> Extract to read
-------

[Date Prev][Date Next] [Thread Prev][Thread Next] [Date Index] [Thread Index]

Re: crypt



On Fri, 30 May 1997, Rick Jones wrote:
> On Tue, 27 May 1997, Nathan E Norman wrote:
> > The crypt (1) algorithm is based on the German WWII era "Enigma" cipher
> > - except that it's not as good.  It emulates an Enigma machine with one
> > rotor.  I'll point out that the chaps at Bletchley Park cracked four
> > rotor ciphers in the 1940s using mechanical computers.
> 
> During the war there was only one way to decypher anything created this
> way.  You had to have the machine.  If these people where able to do it
> then where were they during the war?

The people were mainly in a few of the huts at Bletchley Park, just down
the road from here. The British-built Enigma machines they deciphered the
messages with were superior to the originals in that they printed onto
sticky tape (like telegrams) rather than just illuminating lamps.

-------

Excerpt from a dataset
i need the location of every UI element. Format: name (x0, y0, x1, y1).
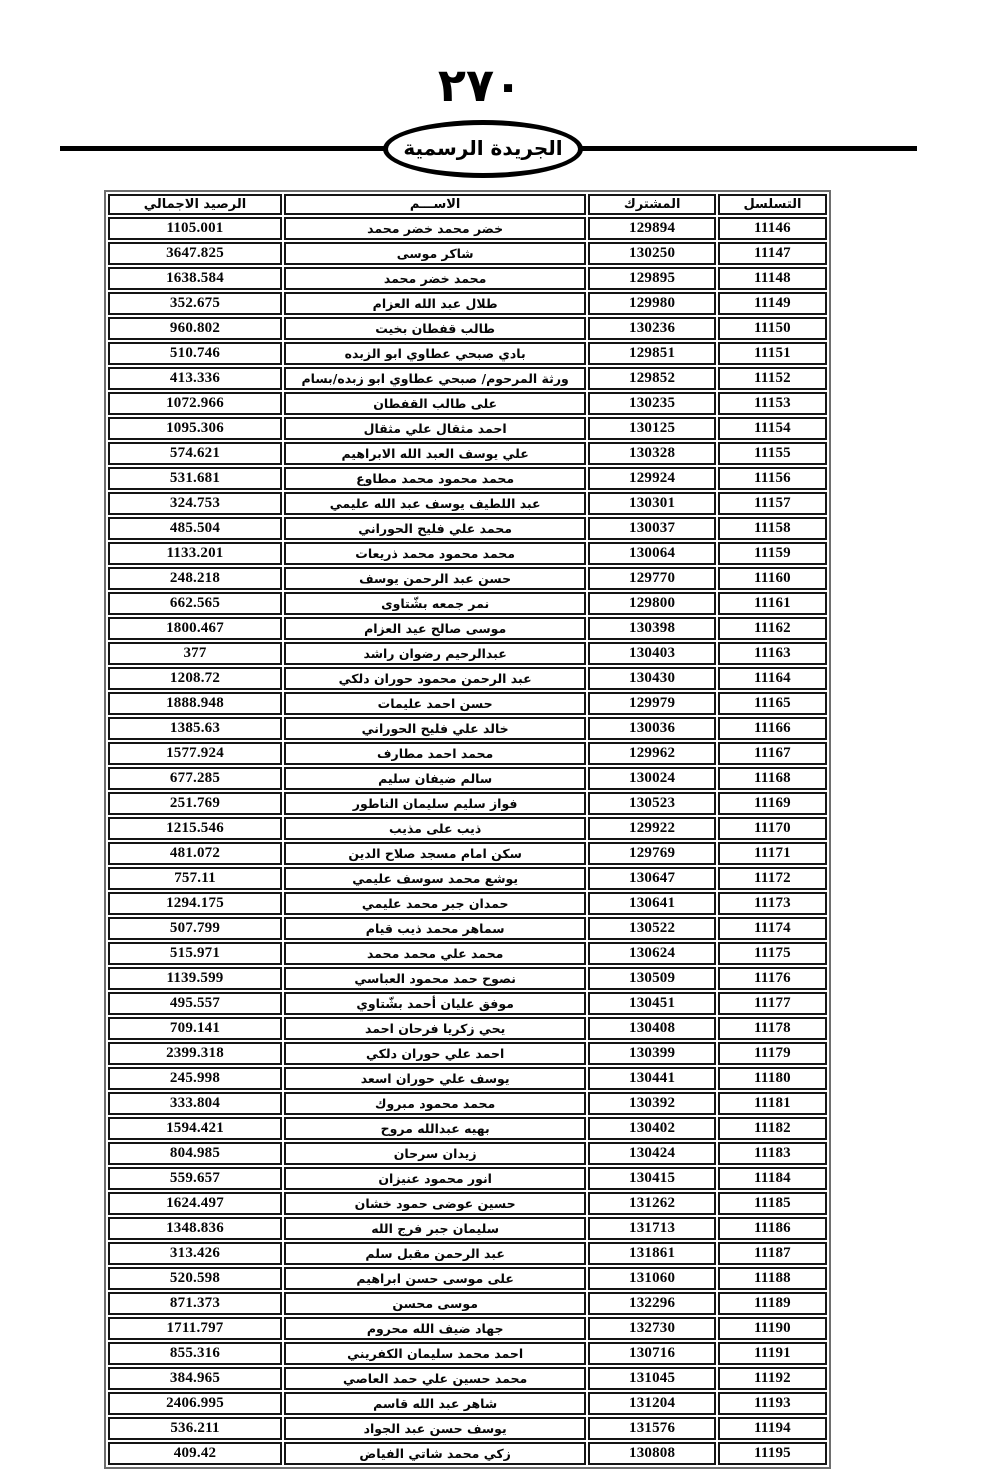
cell-balance: 515.971 (108, 942, 282, 965)
table-row (108, 1092, 827, 1115)
cell-serial: 11195 (718, 1442, 827, 1465)
cell-subscriber: 131861 (588, 1242, 716, 1265)
cell-name: محمد محمود محمد مطاوع (284, 467, 586, 490)
cell-subscriber: 129894 (588, 217, 716, 240)
table-row (108, 217, 827, 240)
cell-serial: 11152 (718, 367, 827, 390)
cell-name: محمد علي محمد محمد (284, 942, 586, 965)
cell-subscriber: 129851 (588, 342, 716, 365)
cell-balance: 1294.175 (108, 892, 282, 915)
cell-balance: 1095.306 (108, 417, 282, 440)
cell-name: سليمان جبر فرج الله (284, 1217, 586, 1240)
table-row (108, 1342, 827, 1365)
cell-name: محمد احمد مطارف (284, 742, 586, 765)
cell-subscriber: 129922 (588, 817, 716, 840)
cell-serial: 11186 (718, 1217, 827, 1240)
cell-name: بهيه عبدالله مروح (284, 1117, 586, 1140)
header-balance: الرصيد الاجمالي (108, 194, 282, 215)
cell-balance: 245.998 (108, 1067, 282, 1090)
cell-name: موسى صالح عيد العزام (284, 617, 586, 640)
cell-name: حمدان جبر محمد عليمي (284, 892, 586, 915)
cell-serial: 11188 (718, 1267, 827, 1290)
table-row (108, 767, 827, 790)
cell-balance: 1348.836 (108, 1217, 282, 1240)
header-row (108, 194, 827, 215)
cell-name: احمد محمد سليمان الكفريني (284, 1342, 586, 1365)
cell-balance: 574.621 (108, 442, 282, 465)
cell-name: موسى محسن (284, 1292, 586, 1315)
cell-serial: 11159 (718, 542, 827, 565)
cell-serial: 11175 (718, 942, 827, 965)
cell-serial: 11170 (718, 817, 827, 840)
table-row (108, 417, 827, 440)
cell-subscriber: 130064 (588, 542, 716, 565)
table-row (108, 292, 827, 315)
table-row (108, 592, 827, 615)
cell-subscriber: 130402 (588, 1117, 716, 1140)
cell-balance: 409.42 (108, 1442, 282, 1465)
cell-serial: 11151 (718, 342, 827, 365)
banner-title: الجريدة الرسمية (403, 136, 563, 160)
cell-balance: 2406.995 (108, 1392, 282, 1415)
cell-subscriber: 130036 (588, 717, 716, 740)
cell-subscriber: 132730 (588, 1317, 716, 1340)
cell-subscriber: 130647 (588, 867, 716, 890)
cell-name: على موسى حسن ابراهيم (284, 1267, 586, 1290)
cell-balance: 248.218 (108, 567, 282, 590)
cell-subscriber: 130408 (588, 1017, 716, 1040)
cell-name: بادي صبحي عطاوي ابو الزبده (284, 342, 586, 365)
table-row (108, 617, 827, 640)
cell-balance: 1800.467 (108, 617, 282, 640)
cell-name: حسن احمد عليمات (284, 692, 586, 715)
cell-serial: 11166 (718, 717, 827, 740)
table-row (108, 967, 827, 990)
cell-balance: 871.373 (108, 1292, 282, 1315)
table-row (108, 792, 827, 815)
cell-subscriber: 130236 (588, 317, 716, 340)
cell-subscriber: 131576 (588, 1417, 716, 1440)
cell-balance: 1624.497 (108, 1192, 282, 1215)
cell-balance: 313.426 (108, 1242, 282, 1265)
table-row (108, 1042, 827, 1065)
cell-serial: 11146 (718, 217, 827, 240)
cell-balance: 559.657 (108, 1167, 282, 1190)
subscribers-table-wrap (104, 190, 831, 1469)
cell-serial: 11158 (718, 517, 827, 540)
table-row (108, 442, 827, 465)
cell-balance: 677.285 (108, 767, 282, 790)
cell-serial: 11149 (718, 292, 827, 315)
cell-name: محمد حسين علي حمد العاصي (284, 1367, 586, 1390)
table-row (108, 692, 827, 715)
table-row (108, 242, 827, 265)
cell-serial: 11157 (718, 492, 827, 515)
cell-balance: 804.985 (108, 1142, 282, 1165)
cell-name: محمد خضر محمد (284, 267, 586, 290)
table-row (108, 642, 827, 665)
cell-subscriber: 130403 (588, 642, 716, 665)
cell-serial: 11163 (718, 642, 827, 665)
cell-name: عبد الرحمن مقبل سلم (284, 1242, 586, 1265)
cell-balance: 251.769 (108, 792, 282, 815)
cell-subscriber: 130808 (588, 1442, 716, 1465)
cell-name: عبد اللطيف يوسف عبد الله عليمي (284, 492, 586, 515)
cell-subscriber: 129895 (588, 267, 716, 290)
cell-name: زكي محمد شاتي الفياض (284, 1442, 586, 1465)
cell-serial: 11190 (718, 1317, 827, 1340)
cell-serial: 11154 (718, 417, 827, 440)
table-row (108, 492, 827, 515)
cell-balance: 1638.584 (108, 267, 282, 290)
cell-balance: 662.565 (108, 592, 282, 615)
cell-balance: 1208.72 (108, 667, 282, 690)
cell-balance: 485.504 (108, 517, 282, 540)
cell-balance: 709.141 (108, 1017, 282, 1040)
cell-balance: 510.746 (108, 342, 282, 365)
cell-serial: 11184 (718, 1167, 827, 1190)
table-row (108, 467, 827, 490)
cell-subscriber: 130037 (588, 517, 716, 540)
cell-subscriber: 129800 (588, 592, 716, 615)
cell-name: انور محمود عنيزان (284, 1167, 586, 1190)
cell-subscriber: 130125 (588, 417, 716, 440)
cell-name: نمر جمعه بشّتاوى (284, 592, 586, 615)
cell-name: خالد علي فليح الحوراني (284, 717, 586, 740)
cell-name: يوشع محمد سوسف عليمي (284, 867, 586, 890)
cell-balance: 1072.966 (108, 392, 282, 415)
cell-balance: 481.072 (108, 842, 282, 865)
table-row (108, 542, 827, 565)
table-row (108, 1167, 827, 1190)
cell-subscriber: 130522 (588, 917, 716, 940)
cell-name: زيدان سرحان (284, 1142, 586, 1165)
cell-serial: 11194 (718, 1417, 827, 1440)
gazette-banner (383, 120, 583, 178)
cell-subscriber: 129769 (588, 842, 716, 865)
cell-name: على طالب القفطان (284, 392, 586, 415)
cell-serial: 11167 (718, 742, 827, 765)
table-row (108, 1442, 827, 1465)
cell-serial: 11147 (718, 242, 827, 265)
cell-name: محمد محمود مبروك (284, 1092, 586, 1115)
table-row (108, 567, 827, 590)
header-name: الاســـم (284, 194, 586, 215)
cell-serial: 11173 (718, 892, 827, 915)
table-row (108, 892, 827, 915)
cell-serial: 11187 (718, 1242, 827, 1265)
cell-balance: 333.804 (108, 1092, 282, 1115)
cell-subscriber: 130415 (588, 1167, 716, 1190)
cell-name: علي يوسف العبد الله الابراهيم (284, 442, 586, 465)
cell-serial: 11189 (718, 1292, 827, 1315)
table-row (108, 267, 827, 290)
cell-name: طلال عبد الله العزام (284, 292, 586, 315)
cell-serial: 11177 (718, 992, 827, 1015)
cell-serial: 11148 (718, 267, 827, 290)
cell-name: سكن امام مسجد صلاح الدين (284, 842, 586, 865)
cell-balance: 377 (108, 642, 282, 665)
cell-serial: 11193 (718, 1392, 827, 1415)
cell-subscriber: 130398 (588, 617, 716, 640)
table-row (108, 917, 827, 940)
cell-serial: 11153 (718, 392, 827, 415)
table-row (108, 1417, 827, 1440)
cell-subscriber: 129979 (588, 692, 716, 715)
cell-serial: 11174 (718, 917, 827, 940)
cell-name: محمد علي فليح الحوراني (284, 517, 586, 540)
cell-name: يحي زكريا فرحان احمد (284, 1017, 586, 1040)
cell-subscriber: 130716 (588, 1342, 716, 1365)
cell-subscriber: 131262 (588, 1192, 716, 1215)
table-row (108, 667, 827, 690)
cell-balance: 324.753 (108, 492, 282, 515)
cell-balance: 1385.63 (108, 717, 282, 740)
table-header (108, 194, 827, 215)
cell-subscriber: 131713 (588, 1217, 716, 1240)
cell-subscriber: 130624 (588, 942, 716, 965)
cell-serial: 11178 (718, 1017, 827, 1040)
cell-serial: 11179 (718, 1042, 827, 1065)
table-row (108, 1217, 827, 1240)
cell-balance: 1133.201 (108, 542, 282, 565)
cell-serial: 11180 (718, 1067, 827, 1090)
cell-balance: 520.598 (108, 1267, 282, 1290)
table-row (108, 742, 827, 765)
cell-serial: 11176 (718, 967, 827, 990)
cell-subscriber: 130451 (588, 992, 716, 1015)
cell-balance: 495.557 (108, 992, 282, 1015)
cell-name: يوسف علي حوران اسعد (284, 1067, 586, 1090)
cell-balance: 757.11 (108, 867, 282, 890)
table-row (108, 1142, 827, 1165)
cell-serial: 11172 (718, 867, 827, 890)
table-row (108, 1267, 827, 1290)
cell-subscriber: 130301 (588, 492, 716, 515)
cell-subscriber: 129924 (588, 467, 716, 490)
cell-subscriber: 130328 (588, 442, 716, 465)
table-row (108, 1117, 827, 1140)
cell-subscriber: 130250 (588, 242, 716, 265)
cell-name: فواز سليم سليمان الناطور (284, 792, 586, 815)
cell-serial: 11169 (718, 792, 827, 815)
cell-subscriber: 131060 (588, 1267, 716, 1290)
table-body (108, 217, 827, 1465)
cell-balance: 1888.948 (108, 692, 282, 715)
table-row (108, 1067, 827, 1090)
cell-name: عبد الرحمن محمود حوران دلكي (284, 667, 586, 690)
cell-balance: 413.336 (108, 367, 282, 390)
cell-serial: 11155 (718, 442, 827, 465)
cell-serial: 11162 (718, 617, 827, 640)
cell-serial: 11165 (718, 692, 827, 715)
cell-subscriber: 130392 (588, 1092, 716, 1115)
cell-subscriber: 132296 (588, 1292, 716, 1315)
table-row (108, 1242, 827, 1265)
cell-subscriber: 131204 (588, 1392, 716, 1415)
cell-serial: 11181 (718, 1092, 827, 1115)
table-row (108, 1367, 827, 1390)
cell-name: حسين عوضى حمود خشان (284, 1192, 586, 1215)
cell-balance: 507.799 (108, 917, 282, 940)
cell-subscriber: 130399 (588, 1042, 716, 1065)
cell-subscriber: 130424 (588, 1142, 716, 1165)
cell-balance: 384.965 (108, 1367, 282, 1390)
cell-balance: 1215.546 (108, 817, 282, 840)
cell-name: شاكر موسى (284, 242, 586, 265)
table-row (108, 1317, 827, 1340)
cell-balance: 536.211 (108, 1417, 282, 1440)
cell-name: سالم ضيفان سليم (284, 767, 586, 790)
table-row (108, 717, 827, 740)
cell-balance: 960.802 (108, 317, 282, 340)
cell-serial: 11192 (718, 1367, 827, 1390)
cell-serial: 11160 (718, 567, 827, 590)
cell-serial: 11156 (718, 467, 827, 490)
cell-subscriber: 129852 (588, 367, 716, 390)
cell-balance: 2399.318 (108, 1042, 282, 1065)
cell-name: احمد علي حوران دلكي (284, 1042, 586, 1065)
cell-balance: 3647.825 (108, 242, 282, 265)
cell-subscriber: 129770 (588, 567, 716, 590)
cell-serial: 11191 (718, 1342, 827, 1365)
subscribers-table (104, 190, 831, 1469)
cell-subscriber: 129962 (588, 742, 716, 765)
table-row (108, 367, 827, 390)
cell-subscriber: 130235 (588, 392, 716, 415)
cell-balance: 1105.001 (108, 217, 282, 240)
cell-name: عبدالرحيم رضوان راشد (284, 642, 586, 665)
table-row (108, 1392, 827, 1415)
table-row (108, 842, 827, 865)
table-row (108, 992, 827, 1015)
cell-serial: 11168 (718, 767, 827, 790)
cell-name: ورثة المرحوم/ صبحي عطاوي ابو زبده/بسام (284, 367, 586, 390)
table-row (108, 1017, 827, 1040)
cell-name: يوسف حسن عبد الجواد (284, 1417, 586, 1440)
cell-balance: 1594.421 (108, 1117, 282, 1140)
table-row (108, 942, 827, 965)
cell-subscriber: 130641 (588, 892, 716, 915)
header-serial: التسلسل (718, 194, 827, 215)
cell-serial: 11185 (718, 1192, 827, 1215)
cell-name: ذيب على مذيب (284, 817, 586, 840)
cell-name: شاهر عبد الله قاسم (284, 1392, 586, 1415)
cell-name: نصوح حمد محمود العباسي (284, 967, 586, 990)
cell-subscriber: 130441 (588, 1067, 716, 1090)
cell-serial: 11164 (718, 667, 827, 690)
table-row (108, 317, 827, 340)
cell-balance: 855.316 (108, 1342, 282, 1365)
cell-subscriber: 129980 (588, 292, 716, 315)
cell-serial: 11182 (718, 1117, 827, 1140)
table-row (108, 1192, 827, 1215)
cell-name: طالب قفطان بخيت (284, 317, 586, 340)
cell-subscriber: 130523 (588, 792, 716, 815)
cell-balance: 531.681 (108, 467, 282, 490)
cell-serial: 11161 (718, 592, 827, 615)
cell-subscriber: 131045 (588, 1367, 716, 1390)
cell-balance: 1711.797 (108, 1317, 282, 1340)
table-row (108, 342, 827, 365)
cell-balance: 1577.924 (108, 742, 282, 765)
cell-name: حسن عبد الرحمن يوسف (284, 567, 586, 590)
cell-balance: 352.675 (108, 292, 282, 315)
cell-name: محمد محمود محمد ذريعات (284, 542, 586, 565)
cell-serial: 11150 (718, 317, 827, 340)
cell-name: خضر محمد خضر محمد (284, 217, 586, 240)
cell-subscriber: 130430 (588, 667, 716, 690)
cell-name: جهاد ضيف الله محروم (284, 1317, 586, 1340)
cell-balance: 1139.599 (108, 967, 282, 990)
cell-name: سماهر محمد ذيب قيام (284, 917, 586, 940)
table-row (108, 517, 827, 540)
cell-serial: 11183 (718, 1142, 827, 1165)
table-row (108, 817, 827, 840)
cell-subscriber: 130509 (588, 967, 716, 990)
table-row (108, 392, 827, 415)
header-subscriber: المشترك (588, 194, 716, 215)
page-number: ٢٧٠ (437, 58, 523, 112)
cell-subscriber: 130024 (588, 767, 716, 790)
cell-name: موفق عليان أحمد بشّتاوي (284, 992, 586, 1015)
cell-serial: 11171 (718, 842, 827, 865)
cell-name: احمد مثقال علي مثقال (284, 417, 586, 440)
table-row (108, 867, 827, 890)
table-row (108, 1292, 827, 1315)
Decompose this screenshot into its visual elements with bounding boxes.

-------

> What this task involves
Continue the mailing-list reply about crypt and the Enigma cipher, starting from its final sentence about the British-built machines printing onto sticky tape.

> Result of this exercise
Of course, typing the ciphertext into the Enigma machine is the easy bit -
you have to work out the correct ground setting of the rotors that had
been chosen, and the positions of the plugs in the superencipherment
plugboard. That's what the cryptanalysts used the Polish-designed bombas
for.

All this has been public knowledge for twenty years.

> [...]
> I have the knowledge and will spread it whenever possible [...]
> [...]
> Do you doubt me :-)

Yes, though I find the meaning of the smiley rather cryptic. But I have
an open mind and would be interested to know what new cyrptanalytical
methods you have discovered.
--
David Wright, Open University, Earth Science Department, Milton Keynes MK7 6AA
U.K.  email: d.wright@open.ac.uk  tel: +44 1908 653 739  fax: +44 1908 655 151


--
TO UNSUBSCRIBE FROM THIS MAILING LIST: e-mail the word "unsubscribe" to
debian-user-request@lists.debian.org . 
Trouble?  e-mail to templin@bucknell.edu .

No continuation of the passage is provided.